● JOB
Using the listing below, report all lines holding the word "echo".

● MATERIAL PROVIDED
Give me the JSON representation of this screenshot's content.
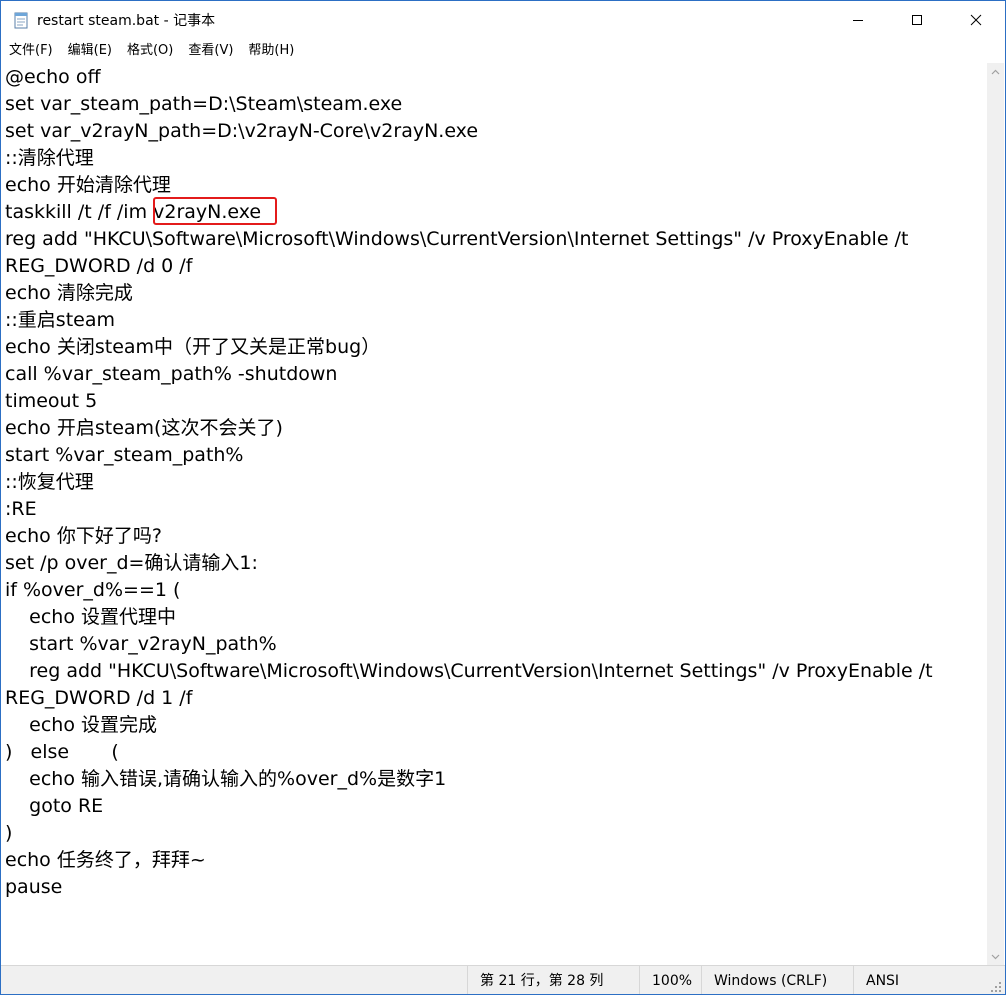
{
  "window": {
    "title": "restart steam.bat - 记事本",
    "minimize_symbol": "—",
    "maximize_symbol": "☐",
    "close_symbol": "✕"
  },
  "menu": {
    "items": [
      "文件(F)",
      "编辑(E)",
      "格式(O)",
      "查看(V)",
      "帮助(H)"
    ]
  },
  "editor": {
    "lines": [
      "@echo off",
      "set var_steam_path=D:\\Steam\\steam.exe",
      "set var_v2rayN_path=D:\\v2rayN-Core\\v2rayN.exe",
      "::清除代理",
      "echo 开始清除代理",
      "taskkill /t /f /im v2rayN.exe",
      "reg add \"HKCU\\Software\\Microsoft\\Windows\\CurrentVersion\\Internet Settings\" /v ProxyEnable /t",
      "REG_DWORD /d 0 /f",
      "echo 清除完成",
      "::重启steam",
      "echo 关闭steam中（开了又关是正常bug）",
      "call %var_steam_path% -shutdown",
      "timeout 5",
      "echo 开启steam(这次不会关了)",
      "start %var_steam_path%",
      "::恢复代理",
      ":RE",
      "echo 你下好了吗?",
      "set /p over_d=确认请输入1:",
      "if %over_d%==1 (",
      "    echo 设置代理中",
      "    start %var_v2rayN_path%",
      "    reg add \"HKCU\\Software\\Microsoft\\Windows\\CurrentVersion\\Internet Settings\" /v ProxyEnable /t",
      "REG_DWORD /d 1 /f",
      "    echo 设置完成",
      ")   else       (",
      "    echo 输入错误,请确认输入的%over_d%是数字1",
      "    goto RE",
      ")",
      "echo 任务终了，拜拜~",
      "pause"
    ]
  },
  "statusbar": {
    "position": "第 21 行，第 28 列",
    "zoom": "100%",
    "line_ending": "Windows (CRLF)",
    "encoding": "ANSI"
  },
  "colors": {
    "highlight_border": "#e31b1b",
    "statusbar_bg": "#f0f0f0"
  }
}
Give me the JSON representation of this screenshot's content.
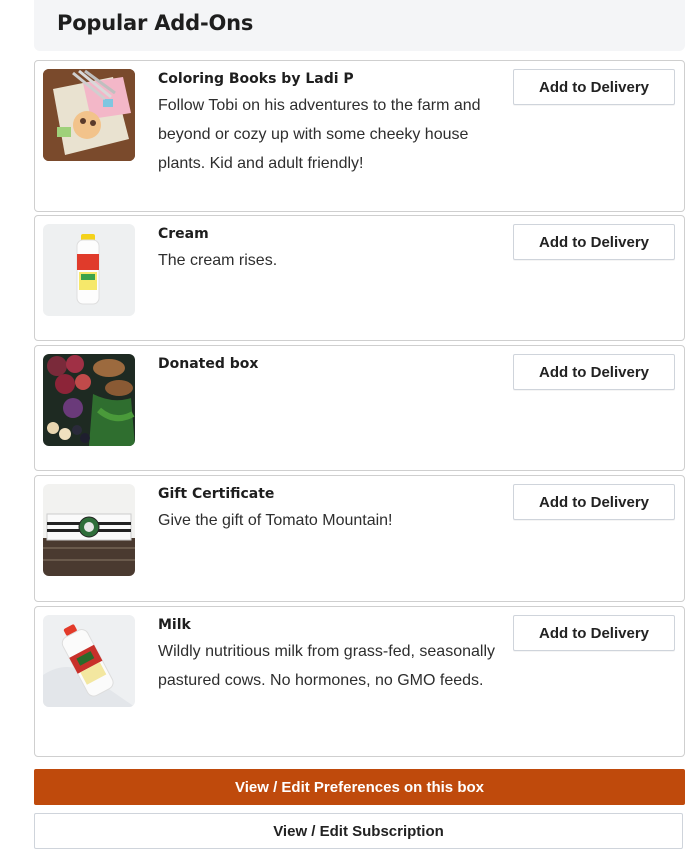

● THE RESPONSE
      "@echo off",
      "echo 开始清除代理",
      "echo 清除完成",
      "echo 关闭steam中（开了又关是正常bug）",
      "echo 开启steam(这次不会关了)",
      "echo 你下好了吗?",
      "    echo 设置代理中",
      "    echo 设置完成",
      "    echo 输入错误,请确认输入的%over_d%是数字1",
      "echo 任务终了，拜拜~",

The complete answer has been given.